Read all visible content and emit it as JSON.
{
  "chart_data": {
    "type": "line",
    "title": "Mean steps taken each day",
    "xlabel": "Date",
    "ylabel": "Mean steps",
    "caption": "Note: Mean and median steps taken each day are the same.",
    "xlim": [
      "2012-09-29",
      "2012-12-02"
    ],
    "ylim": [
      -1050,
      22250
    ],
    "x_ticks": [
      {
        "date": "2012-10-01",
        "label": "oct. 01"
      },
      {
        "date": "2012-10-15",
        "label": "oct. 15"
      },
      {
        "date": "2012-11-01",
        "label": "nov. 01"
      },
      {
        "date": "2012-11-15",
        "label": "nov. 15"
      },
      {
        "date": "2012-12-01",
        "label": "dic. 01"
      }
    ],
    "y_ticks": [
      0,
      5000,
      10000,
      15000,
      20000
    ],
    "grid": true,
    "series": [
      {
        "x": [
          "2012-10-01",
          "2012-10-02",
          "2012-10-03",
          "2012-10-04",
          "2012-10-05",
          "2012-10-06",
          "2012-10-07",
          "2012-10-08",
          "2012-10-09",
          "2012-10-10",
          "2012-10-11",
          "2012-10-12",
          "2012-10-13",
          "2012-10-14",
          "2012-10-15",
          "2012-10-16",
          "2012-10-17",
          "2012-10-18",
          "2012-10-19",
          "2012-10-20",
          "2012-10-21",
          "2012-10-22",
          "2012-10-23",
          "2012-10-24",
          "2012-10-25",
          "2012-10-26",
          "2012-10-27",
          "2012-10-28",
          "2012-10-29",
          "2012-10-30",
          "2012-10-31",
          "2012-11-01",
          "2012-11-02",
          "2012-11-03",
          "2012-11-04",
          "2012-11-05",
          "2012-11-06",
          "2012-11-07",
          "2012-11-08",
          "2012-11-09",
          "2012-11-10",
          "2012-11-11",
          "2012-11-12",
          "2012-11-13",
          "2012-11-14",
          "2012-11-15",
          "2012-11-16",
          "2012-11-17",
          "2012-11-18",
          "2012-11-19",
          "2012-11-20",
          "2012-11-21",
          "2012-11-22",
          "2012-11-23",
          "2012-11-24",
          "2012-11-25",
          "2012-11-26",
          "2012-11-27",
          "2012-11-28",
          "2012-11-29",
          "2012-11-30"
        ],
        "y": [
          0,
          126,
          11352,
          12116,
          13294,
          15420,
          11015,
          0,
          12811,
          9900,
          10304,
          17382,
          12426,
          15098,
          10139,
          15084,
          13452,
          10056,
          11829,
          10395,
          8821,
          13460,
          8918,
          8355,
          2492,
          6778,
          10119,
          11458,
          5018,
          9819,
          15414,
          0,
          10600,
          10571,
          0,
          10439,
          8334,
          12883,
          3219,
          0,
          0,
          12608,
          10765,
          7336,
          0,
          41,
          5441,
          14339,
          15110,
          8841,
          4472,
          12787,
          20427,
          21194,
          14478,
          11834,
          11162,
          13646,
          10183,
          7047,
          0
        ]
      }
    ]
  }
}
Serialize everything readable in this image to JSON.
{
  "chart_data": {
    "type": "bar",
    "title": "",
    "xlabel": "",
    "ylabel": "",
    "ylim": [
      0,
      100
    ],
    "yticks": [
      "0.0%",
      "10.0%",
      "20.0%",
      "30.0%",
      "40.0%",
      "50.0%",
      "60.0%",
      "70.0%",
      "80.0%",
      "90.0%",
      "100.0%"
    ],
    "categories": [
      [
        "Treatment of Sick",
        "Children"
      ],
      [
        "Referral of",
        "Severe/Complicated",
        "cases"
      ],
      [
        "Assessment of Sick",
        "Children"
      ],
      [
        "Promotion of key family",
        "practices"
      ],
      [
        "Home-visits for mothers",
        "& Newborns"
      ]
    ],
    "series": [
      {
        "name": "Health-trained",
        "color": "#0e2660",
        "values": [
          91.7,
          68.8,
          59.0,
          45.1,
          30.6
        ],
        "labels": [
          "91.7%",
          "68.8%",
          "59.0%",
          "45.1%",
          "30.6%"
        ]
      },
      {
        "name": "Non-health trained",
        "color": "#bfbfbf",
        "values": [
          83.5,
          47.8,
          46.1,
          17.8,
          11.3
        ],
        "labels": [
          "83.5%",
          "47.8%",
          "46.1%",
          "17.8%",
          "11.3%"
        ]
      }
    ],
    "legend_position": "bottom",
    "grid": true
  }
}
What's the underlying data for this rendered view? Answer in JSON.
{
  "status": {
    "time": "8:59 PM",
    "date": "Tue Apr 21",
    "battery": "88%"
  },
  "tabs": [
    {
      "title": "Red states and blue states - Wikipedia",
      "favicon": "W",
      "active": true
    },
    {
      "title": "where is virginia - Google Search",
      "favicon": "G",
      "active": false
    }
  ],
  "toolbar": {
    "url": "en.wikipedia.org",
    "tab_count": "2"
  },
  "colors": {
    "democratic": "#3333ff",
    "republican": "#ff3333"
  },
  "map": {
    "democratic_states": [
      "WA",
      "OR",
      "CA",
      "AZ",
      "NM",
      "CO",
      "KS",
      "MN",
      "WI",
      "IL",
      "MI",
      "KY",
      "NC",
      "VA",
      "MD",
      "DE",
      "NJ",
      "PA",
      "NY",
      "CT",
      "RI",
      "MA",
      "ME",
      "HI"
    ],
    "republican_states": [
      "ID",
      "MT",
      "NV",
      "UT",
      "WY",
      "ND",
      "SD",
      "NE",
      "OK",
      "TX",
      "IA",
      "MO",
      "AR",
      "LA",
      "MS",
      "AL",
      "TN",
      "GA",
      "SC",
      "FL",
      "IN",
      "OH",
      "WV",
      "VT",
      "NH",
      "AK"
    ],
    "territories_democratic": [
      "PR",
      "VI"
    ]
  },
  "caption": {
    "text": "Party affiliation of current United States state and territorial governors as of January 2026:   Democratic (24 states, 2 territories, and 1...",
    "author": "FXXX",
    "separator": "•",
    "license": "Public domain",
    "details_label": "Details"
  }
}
....................
PROBLEM STATEMENT>
Reply with one number only: how many lines of the listing hold "taken"?

SOLUTION>
2